Dataset:
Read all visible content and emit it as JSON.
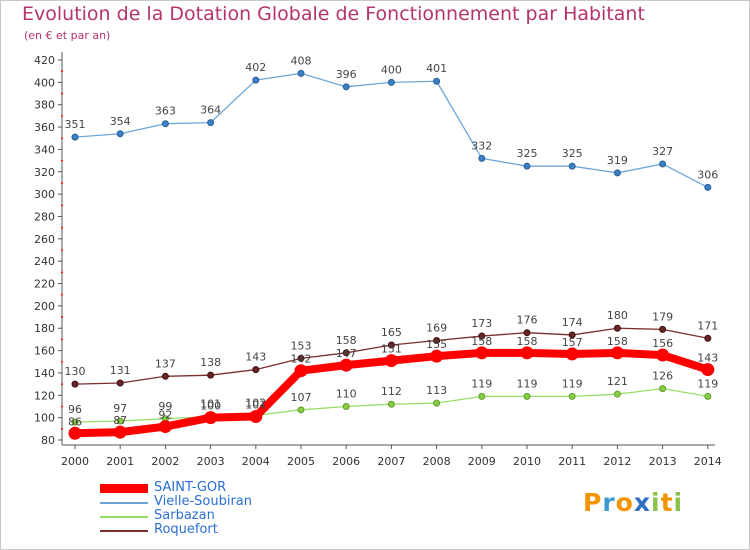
{
  "title": "Evolution de la Dotation Globale de Fonctionnement par Habitant",
  "subtitle": "(en € et par an)",
  "logo": {
    "text": "Proxiti",
    "letters": [
      "P",
      "r",
      "o",
      "x",
      "i",
      "t",
      "i"
    ],
    "colors": [
      "#f29400",
      "#3d9ad1",
      "#f29400",
      "#2e6fc4",
      "#8bc34a",
      "#f29400",
      "#8bc34a"
    ]
  },
  "chart_data": {
    "type": "line",
    "x": [
      "2000",
      "2001",
      "2002",
      "2003",
      "2004",
      "2005",
      "2006",
      "2007",
      "2008",
      "2009",
      "2010",
      "2011",
      "2012",
      "2013",
      "2014"
    ],
    "ylim": [
      80,
      420
    ],
    "yticks": [
      80,
      100,
      120,
      140,
      160,
      180,
      200,
      220,
      240,
      260,
      280,
      300,
      320,
      340,
      360,
      380,
      400,
      420
    ],
    "grid": false,
    "legend_position": "bottom-left",
    "series": [
      {
        "name": "SAINT-GOR",
        "color": "#ff0000",
        "values": [
          86,
          87,
          92,
          100,
          101,
          142,
          147,
          151,
          155,
          158,
          158,
          157,
          158,
          156,
          143
        ]
      },
      {
        "name": "Vielle-Soubiran",
        "color": "#6ea6d8",
        "values": [
          351,
          354,
          363,
          364,
          402,
          408,
          396,
          400,
          401,
          332,
          325,
          325,
          319,
          327,
          306
        ]
      },
      {
        "name": "Sarbazan",
        "color": "#99dd66",
        "values": [
          96,
          97,
          99,
          101,
          102,
          107,
          110,
          112,
          113,
          119,
          119,
          119,
          121,
          126,
          119
        ]
      },
      {
        "name": "Roquefort",
        "color": "#7a2f2f",
        "values": [
          130,
          131,
          137,
          138,
          143,
          153,
          158,
          165,
          169,
          173,
          176,
          174,
          180,
          179,
          171
        ]
      }
    ]
  }
}
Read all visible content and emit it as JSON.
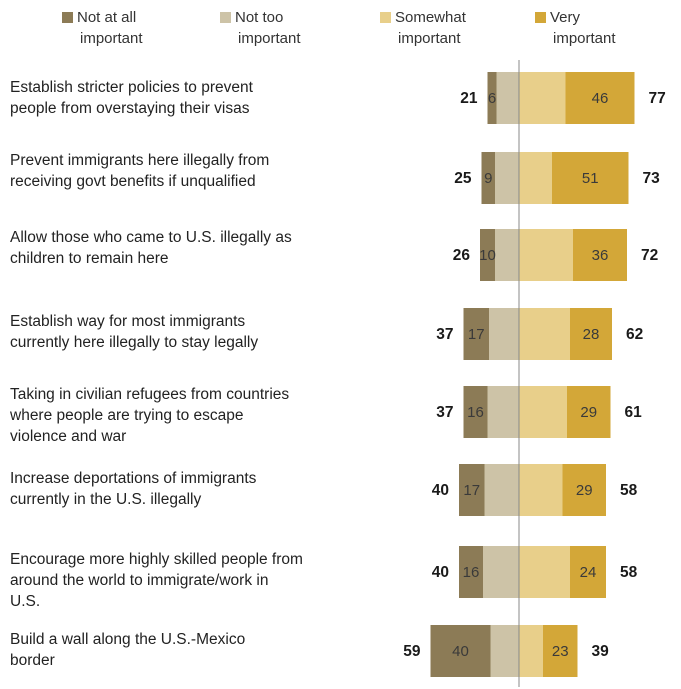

Aim: State how many lines of the listing above hold the word "name", with nothing but the number.

Reply to the task: 4